What you are asked to do –
What is the number of lines containing the word "Elegance"? Give that number alone.

Listed entries –
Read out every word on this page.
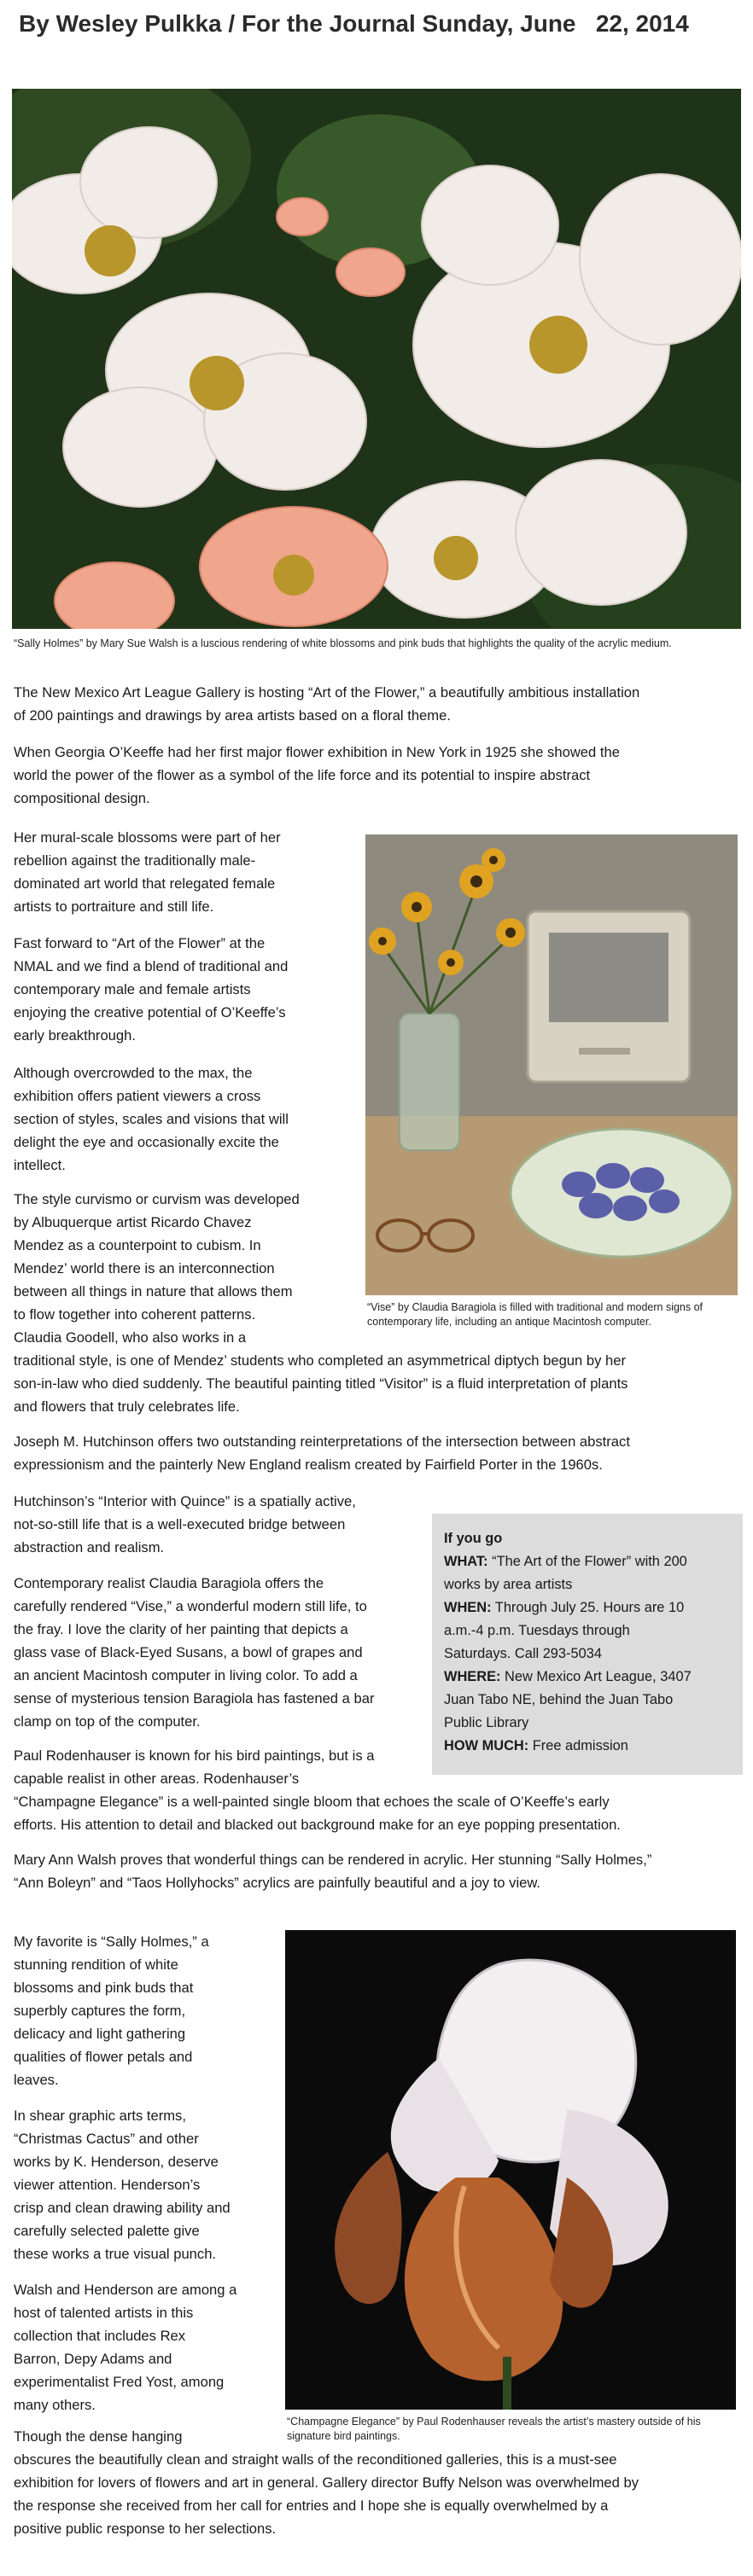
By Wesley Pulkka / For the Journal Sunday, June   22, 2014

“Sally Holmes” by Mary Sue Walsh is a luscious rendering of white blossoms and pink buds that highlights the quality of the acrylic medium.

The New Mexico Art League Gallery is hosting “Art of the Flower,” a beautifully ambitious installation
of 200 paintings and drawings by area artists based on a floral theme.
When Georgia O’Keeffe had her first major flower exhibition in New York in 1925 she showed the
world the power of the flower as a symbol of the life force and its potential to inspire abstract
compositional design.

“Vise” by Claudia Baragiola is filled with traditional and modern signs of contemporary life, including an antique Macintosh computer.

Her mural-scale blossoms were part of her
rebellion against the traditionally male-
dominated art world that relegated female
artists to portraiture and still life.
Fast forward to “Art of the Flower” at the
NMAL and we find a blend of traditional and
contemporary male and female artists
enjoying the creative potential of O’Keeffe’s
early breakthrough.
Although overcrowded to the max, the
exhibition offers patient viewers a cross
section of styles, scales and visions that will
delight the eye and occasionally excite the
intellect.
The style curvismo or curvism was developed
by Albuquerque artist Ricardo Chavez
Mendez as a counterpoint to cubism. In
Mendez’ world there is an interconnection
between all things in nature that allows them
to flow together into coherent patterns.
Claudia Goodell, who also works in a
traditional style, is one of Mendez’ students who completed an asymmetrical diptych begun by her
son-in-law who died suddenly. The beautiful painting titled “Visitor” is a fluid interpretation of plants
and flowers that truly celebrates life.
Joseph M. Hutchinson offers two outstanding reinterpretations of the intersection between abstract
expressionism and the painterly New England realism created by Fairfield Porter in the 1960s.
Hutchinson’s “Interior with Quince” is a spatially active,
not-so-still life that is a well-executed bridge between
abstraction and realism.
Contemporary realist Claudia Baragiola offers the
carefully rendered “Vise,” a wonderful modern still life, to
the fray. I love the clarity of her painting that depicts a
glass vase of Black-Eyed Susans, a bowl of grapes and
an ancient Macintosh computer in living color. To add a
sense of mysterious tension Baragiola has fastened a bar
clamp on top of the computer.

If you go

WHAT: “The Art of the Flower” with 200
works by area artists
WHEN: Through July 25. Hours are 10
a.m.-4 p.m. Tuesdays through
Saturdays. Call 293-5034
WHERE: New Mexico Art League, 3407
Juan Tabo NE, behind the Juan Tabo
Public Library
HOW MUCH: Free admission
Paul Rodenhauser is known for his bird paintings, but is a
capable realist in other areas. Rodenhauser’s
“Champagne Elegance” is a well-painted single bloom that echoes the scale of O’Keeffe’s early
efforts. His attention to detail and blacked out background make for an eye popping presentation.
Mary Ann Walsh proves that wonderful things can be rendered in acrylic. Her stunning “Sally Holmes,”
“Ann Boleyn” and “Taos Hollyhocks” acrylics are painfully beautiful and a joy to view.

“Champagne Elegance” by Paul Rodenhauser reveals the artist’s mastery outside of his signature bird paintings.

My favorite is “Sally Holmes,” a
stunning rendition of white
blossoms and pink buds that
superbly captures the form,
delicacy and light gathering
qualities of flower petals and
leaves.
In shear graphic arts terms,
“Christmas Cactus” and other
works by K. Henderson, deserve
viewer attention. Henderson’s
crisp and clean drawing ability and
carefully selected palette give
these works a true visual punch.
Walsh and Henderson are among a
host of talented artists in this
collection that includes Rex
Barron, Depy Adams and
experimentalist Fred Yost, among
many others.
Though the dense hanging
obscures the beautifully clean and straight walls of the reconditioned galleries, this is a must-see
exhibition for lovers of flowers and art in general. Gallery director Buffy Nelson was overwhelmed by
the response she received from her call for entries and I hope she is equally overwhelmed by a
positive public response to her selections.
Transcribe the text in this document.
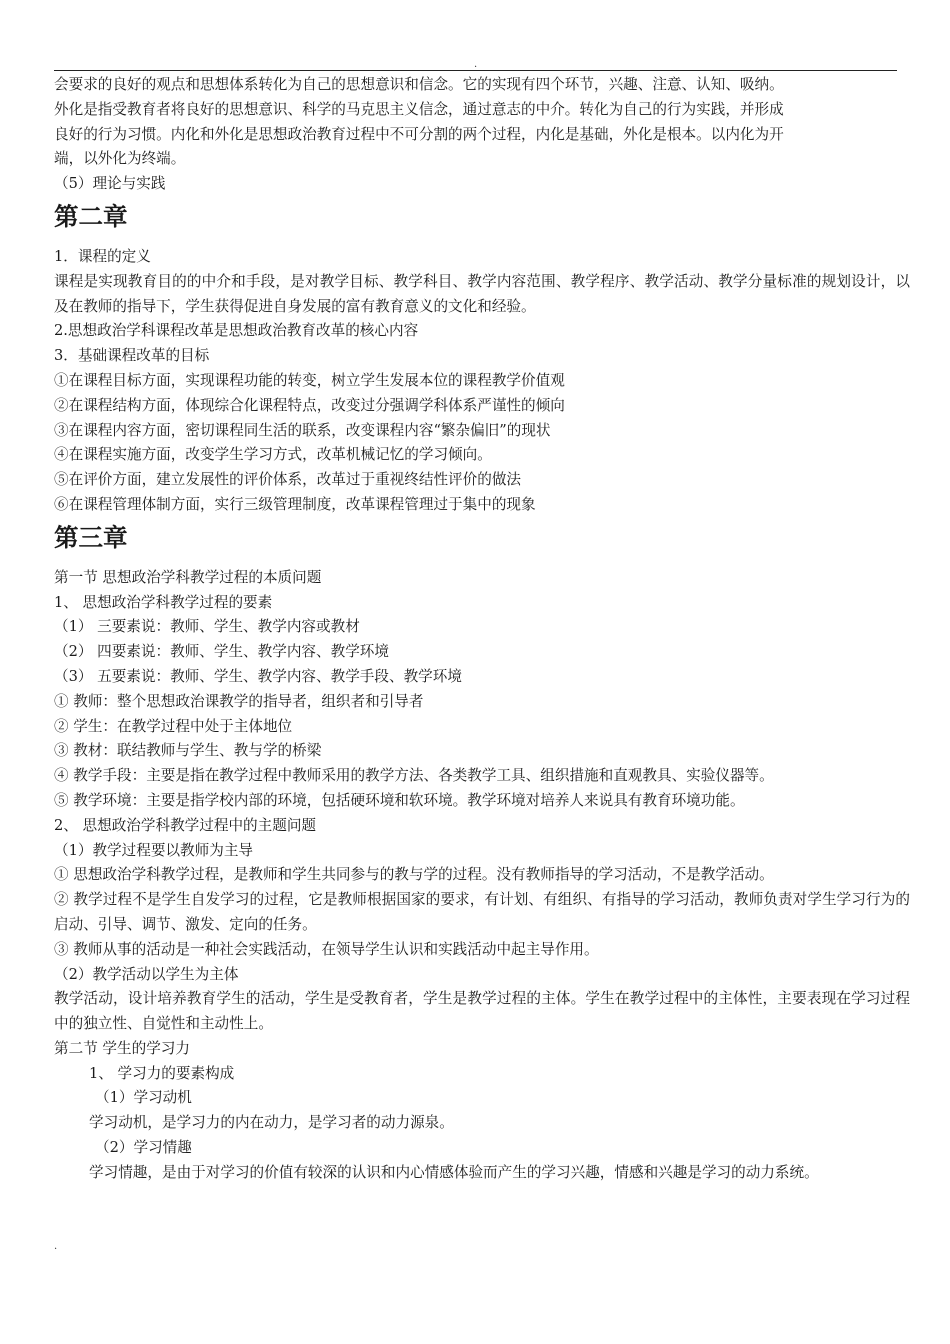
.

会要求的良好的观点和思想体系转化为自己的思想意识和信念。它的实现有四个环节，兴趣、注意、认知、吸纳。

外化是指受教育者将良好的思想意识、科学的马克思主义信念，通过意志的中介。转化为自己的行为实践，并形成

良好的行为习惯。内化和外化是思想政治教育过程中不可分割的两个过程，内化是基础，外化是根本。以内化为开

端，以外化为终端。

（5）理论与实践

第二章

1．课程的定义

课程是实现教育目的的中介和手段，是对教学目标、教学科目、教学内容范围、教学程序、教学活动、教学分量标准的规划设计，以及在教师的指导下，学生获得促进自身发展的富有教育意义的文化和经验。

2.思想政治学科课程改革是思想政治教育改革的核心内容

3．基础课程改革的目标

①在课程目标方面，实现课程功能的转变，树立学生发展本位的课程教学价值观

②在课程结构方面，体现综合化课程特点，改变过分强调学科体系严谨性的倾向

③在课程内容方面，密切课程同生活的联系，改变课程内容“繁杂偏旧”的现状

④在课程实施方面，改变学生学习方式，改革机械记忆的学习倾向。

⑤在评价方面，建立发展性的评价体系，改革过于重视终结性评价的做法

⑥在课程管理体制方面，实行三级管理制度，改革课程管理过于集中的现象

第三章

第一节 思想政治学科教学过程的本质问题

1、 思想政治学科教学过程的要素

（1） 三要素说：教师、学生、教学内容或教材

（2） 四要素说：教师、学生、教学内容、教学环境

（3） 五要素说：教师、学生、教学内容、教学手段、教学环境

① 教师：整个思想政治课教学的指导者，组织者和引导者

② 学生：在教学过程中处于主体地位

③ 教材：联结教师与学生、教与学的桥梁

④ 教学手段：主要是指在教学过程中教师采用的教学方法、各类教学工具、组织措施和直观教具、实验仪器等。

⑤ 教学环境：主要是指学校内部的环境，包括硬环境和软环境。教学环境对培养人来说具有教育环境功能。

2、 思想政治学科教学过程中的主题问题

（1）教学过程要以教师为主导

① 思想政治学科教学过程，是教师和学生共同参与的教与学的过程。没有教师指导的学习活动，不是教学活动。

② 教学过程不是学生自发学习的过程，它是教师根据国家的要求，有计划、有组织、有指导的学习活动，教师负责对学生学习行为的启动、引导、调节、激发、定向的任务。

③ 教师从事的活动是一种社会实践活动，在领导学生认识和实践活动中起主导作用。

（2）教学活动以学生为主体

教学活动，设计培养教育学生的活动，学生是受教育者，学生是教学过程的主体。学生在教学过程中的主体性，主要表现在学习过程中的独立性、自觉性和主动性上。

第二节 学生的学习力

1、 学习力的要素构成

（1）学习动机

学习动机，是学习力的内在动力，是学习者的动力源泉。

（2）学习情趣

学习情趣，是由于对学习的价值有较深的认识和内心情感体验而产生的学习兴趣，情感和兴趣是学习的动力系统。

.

The response –
2